Reproduce all of the material word for word.

** START Provided material **

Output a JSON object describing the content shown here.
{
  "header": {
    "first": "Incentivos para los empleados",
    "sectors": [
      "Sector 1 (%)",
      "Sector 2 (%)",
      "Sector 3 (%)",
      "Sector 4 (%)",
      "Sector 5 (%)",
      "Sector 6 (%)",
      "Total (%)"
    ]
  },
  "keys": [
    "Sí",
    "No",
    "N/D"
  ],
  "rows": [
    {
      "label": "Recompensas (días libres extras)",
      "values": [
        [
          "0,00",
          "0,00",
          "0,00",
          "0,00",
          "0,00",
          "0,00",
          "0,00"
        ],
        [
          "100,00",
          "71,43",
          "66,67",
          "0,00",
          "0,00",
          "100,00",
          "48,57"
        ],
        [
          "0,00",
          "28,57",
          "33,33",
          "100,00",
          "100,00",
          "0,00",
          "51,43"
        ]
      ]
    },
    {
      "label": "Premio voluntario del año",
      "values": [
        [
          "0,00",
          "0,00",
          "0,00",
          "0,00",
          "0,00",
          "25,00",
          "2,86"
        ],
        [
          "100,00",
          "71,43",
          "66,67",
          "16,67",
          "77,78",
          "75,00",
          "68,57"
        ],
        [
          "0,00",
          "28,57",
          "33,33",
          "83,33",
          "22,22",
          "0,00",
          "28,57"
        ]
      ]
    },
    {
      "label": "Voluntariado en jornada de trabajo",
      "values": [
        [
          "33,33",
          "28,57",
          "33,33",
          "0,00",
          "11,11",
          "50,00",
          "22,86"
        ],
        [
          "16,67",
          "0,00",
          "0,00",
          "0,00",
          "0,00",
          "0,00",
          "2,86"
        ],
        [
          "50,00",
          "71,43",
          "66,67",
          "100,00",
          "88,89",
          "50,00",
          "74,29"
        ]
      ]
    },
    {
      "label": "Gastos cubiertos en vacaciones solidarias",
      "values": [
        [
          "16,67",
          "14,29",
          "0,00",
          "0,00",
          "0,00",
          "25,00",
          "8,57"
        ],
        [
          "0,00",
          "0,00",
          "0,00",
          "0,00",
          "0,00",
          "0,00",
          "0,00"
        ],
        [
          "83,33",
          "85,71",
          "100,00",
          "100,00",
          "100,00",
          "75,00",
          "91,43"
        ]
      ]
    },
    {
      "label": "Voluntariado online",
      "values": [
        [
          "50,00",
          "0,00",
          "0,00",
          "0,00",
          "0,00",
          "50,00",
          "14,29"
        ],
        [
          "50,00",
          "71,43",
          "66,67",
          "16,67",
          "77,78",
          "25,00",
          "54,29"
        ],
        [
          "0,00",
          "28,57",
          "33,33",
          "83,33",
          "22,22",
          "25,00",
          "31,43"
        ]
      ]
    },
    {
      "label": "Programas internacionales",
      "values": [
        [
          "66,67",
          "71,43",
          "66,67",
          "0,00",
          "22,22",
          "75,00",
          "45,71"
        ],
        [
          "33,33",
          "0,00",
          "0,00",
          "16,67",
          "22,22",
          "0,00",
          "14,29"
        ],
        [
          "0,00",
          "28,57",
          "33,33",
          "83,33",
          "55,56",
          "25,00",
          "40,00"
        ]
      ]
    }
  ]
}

** END Provided material **

Answer for this exercise >>
Output a JSON object describing the content shown here.
{
  "header": {
    "first": "Incentivos para los empleados",
    "sectors": [
      "Sector 1 (%)",
      "Sector 2 (%)",
      "Sector 3 (%)",
      "Sector 4 (%)",
      "Sector 5 (%)",
      "Sector 6 (%)",
      "Total (%)"
    ]
  },
  "keys": [
    "Sí",
    "No",
    "N/D"
  ],
  "rows": [
    {
      "label": "Recompensas (días libres extras)",
      "values": [
        [
          "0,00",
          "0,00",
          "0,00",
          "0,00",
          "0,00",
          "0,00",
          "0,00"
        ],
        [
          "100,00",
          "71,43",
          "66,67",
          "0,00",
          "0,00",
          "100,00",
          "48,57"
        ],
        [
          "0,00",
          "28,57",
          "33,33",
          "100,00",
          "100,00",
          "0,00",
          "51,43"
        ]
      ]
    },
    {
      "label": "Premio voluntario del año",
      "values": [
        [
          "0,00",
          "0,00",
          "0,00",
          "0,00",
          "0,00",
          "25,00",
          "2,86"
        ],
        [
          "100,00",
          "71,43",
          "66,67",
          "16,67",
          "77,78",
          "75,00",
          "68,57"
        ],
        [
          "0,00",
          "28,57",
          "33,33",
          "83,33",
          "22,22",
          "0,00",
          "28,57"
        ]
      ]
    },
    {
      "label": "Voluntariado en jornada de trabajo",
      "values": [
        [
          "33,33",
          "28,57",
          "33,33",
          "0,00",
          "11,11",
          "50,00",
          "22,86"
        ],
        [
          "16,67",
          "0,00",
          "0,00",
          "0,00",
          "0,00",
          "0,00",
          "2,86"
        ],
        [
          "50,00",
          "71,43",
          "66,67",
          "100,00",
          "88,89",
          "50,00",
          "74,29"
        ]
      ]
    },
    {
      "label": "Gastos cubiertos en vacaciones solidarias",
      "values": [
        [
          "16,67",
          "14,29",
          "0,00",
          "0,00",
          "0,00",
          "25,00",
          "8,57"
        ],
        [
          "0,00",
          "0,00",
          "0,00",
          "0,00",
          "0,00",
          "0,00",
          "0,00"
        ],
        [
          "83,33",
          "85,71",
          "100,00",
          "100,00",
          "100,00",
          "75,00",
          "91,43"
        ]
      ]
    },
    {
      "label": "Voluntariado online",
      "values": [
        [
          "50,00",
          "0,00",
          "0,00",
          "0,00",
          "0,00",
          "50,00",
          "14,29"
        ],
        [
          "50,00",
          "71,43",
          "66,67",
          "16,67",
          "77,78",
          "25,00",
          "54,29"
        ],
        [
          "0,00",
          "28,57",
          "33,33",
          "83,33",
          "22,22",
          "25,00",
          "31,43"
        ]
      ]
    },
    {
      "label": "Programas internacionales",
      "values": [
        [
          "66,67",
          "71,43",
          "66,67",
          "0,00",
          "22,22",
          "75,00",
          "45,71"
        ],
        [
          "33,33",
          "0,00",
          "0,00",
          "16,67",
          "22,22",
          "0,00",
          "14,29"
        ],
        [
          "0,00",
          "28,57",
          "33,33",
          "83,33",
          "55,56",
          "25,00",
          "40,00"
        ]
      ]
    }
  ]
}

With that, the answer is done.